Recorded data

* start *

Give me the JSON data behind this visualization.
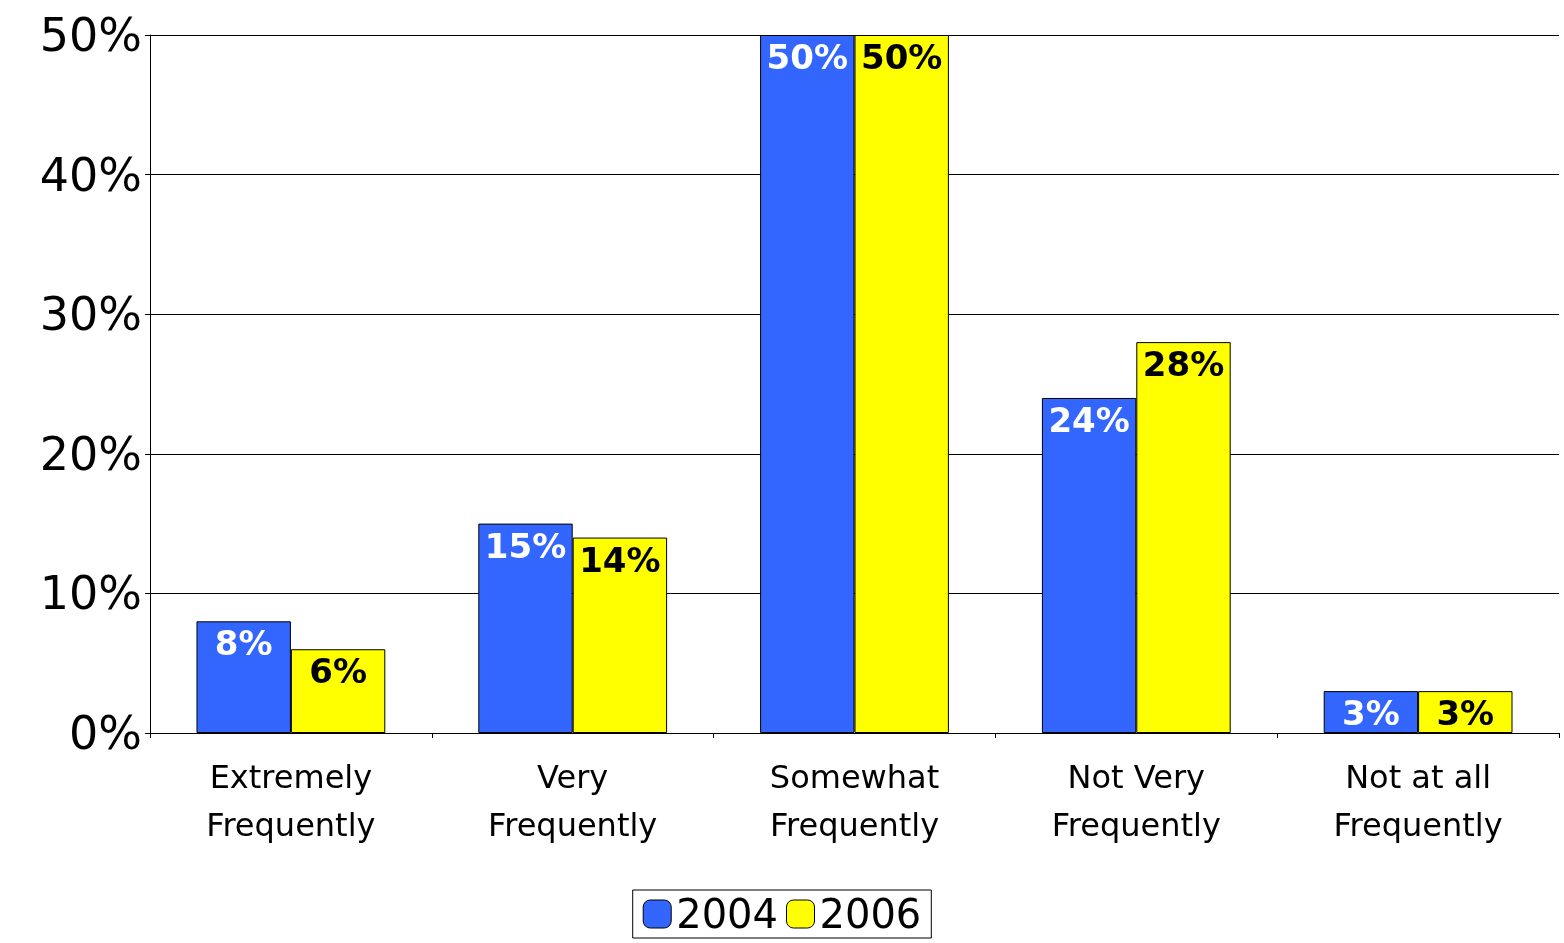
{
  "chart_data": {
    "type": "bar",
    "categories": [
      "Extremely\nFrequently",
      "Very\nFrequently",
      "Somewhat\nFrequently",
      "Not Very\nFrequently",
      "Not at all\nFrequently"
    ],
    "series": [
      {
        "name": "2004",
        "color": "#3366ff",
        "values": [
          8,
          15,
          50,
          24,
          3
        ],
        "value_labels": [
          "8%",
          "15%",
          "50%",
          "24%",
          "3%"
        ]
      },
      {
        "name": "2006",
        "color": "#ffff00",
        "values": [
          6,
          14,
          50,
          28,
          3
        ],
        "value_labels": [
          "6%",
          "14%",
          "50%",
          "28%",
          "3%"
        ]
      }
    ],
    "ylim": [
      0,
      50
    ],
    "yticks": [
      {
        "value": 0,
        "label": "0%"
      },
      {
        "value": 10,
        "label": "10%"
      },
      {
        "value": 20,
        "label": "20%"
      },
      {
        "value": 30,
        "label": "30%"
      },
      {
        "value": 40,
        "label": "40%"
      },
      {
        "value": 50,
        "label": "50%"
      }
    ],
    "grid": "y",
    "legend": "bottom"
  }
}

* end *

▶ Directions
Every record above should be written out again exactly; the pictures stay out of the copy.

▶ Final result
Give me the JSON data behind this visualization.
{
  "chart_data": {
    "type": "bar",
    "categories": [
      "Extremely\nFrequently",
      "Very\nFrequently",
      "Somewhat\nFrequently",
      "Not Very\nFrequently",
      "Not at all\nFrequently"
    ],
    "series": [
      {
        "name": "2004",
        "color": "#3366ff",
        "values": [
          8,
          15,
          50,
          24,
          3
        ],
        "value_labels": [
          "8%",
          "15%",
          "50%",
          "24%",
          "3%"
        ]
      },
      {
        "name": "2006",
        "color": "#ffff00",
        "values": [
          6,
          14,
          50,
          28,
          3
        ],
        "value_labels": [
          "6%",
          "14%",
          "50%",
          "28%",
          "3%"
        ]
      }
    ],
    "ylim": [
      0,
      50
    ],
    "yticks": [
      {
        "value": 0,
        "label": "0%"
      },
      {
        "value": 10,
        "label": "10%"
      },
      {
        "value": 20,
        "label": "20%"
      },
      {
        "value": 30,
        "label": "30%"
      },
      {
        "value": 40,
        "label": "40%"
      },
      {
        "value": 50,
        "label": "50%"
      }
    ],
    "grid": "y",
    "legend": "bottom"
  }
}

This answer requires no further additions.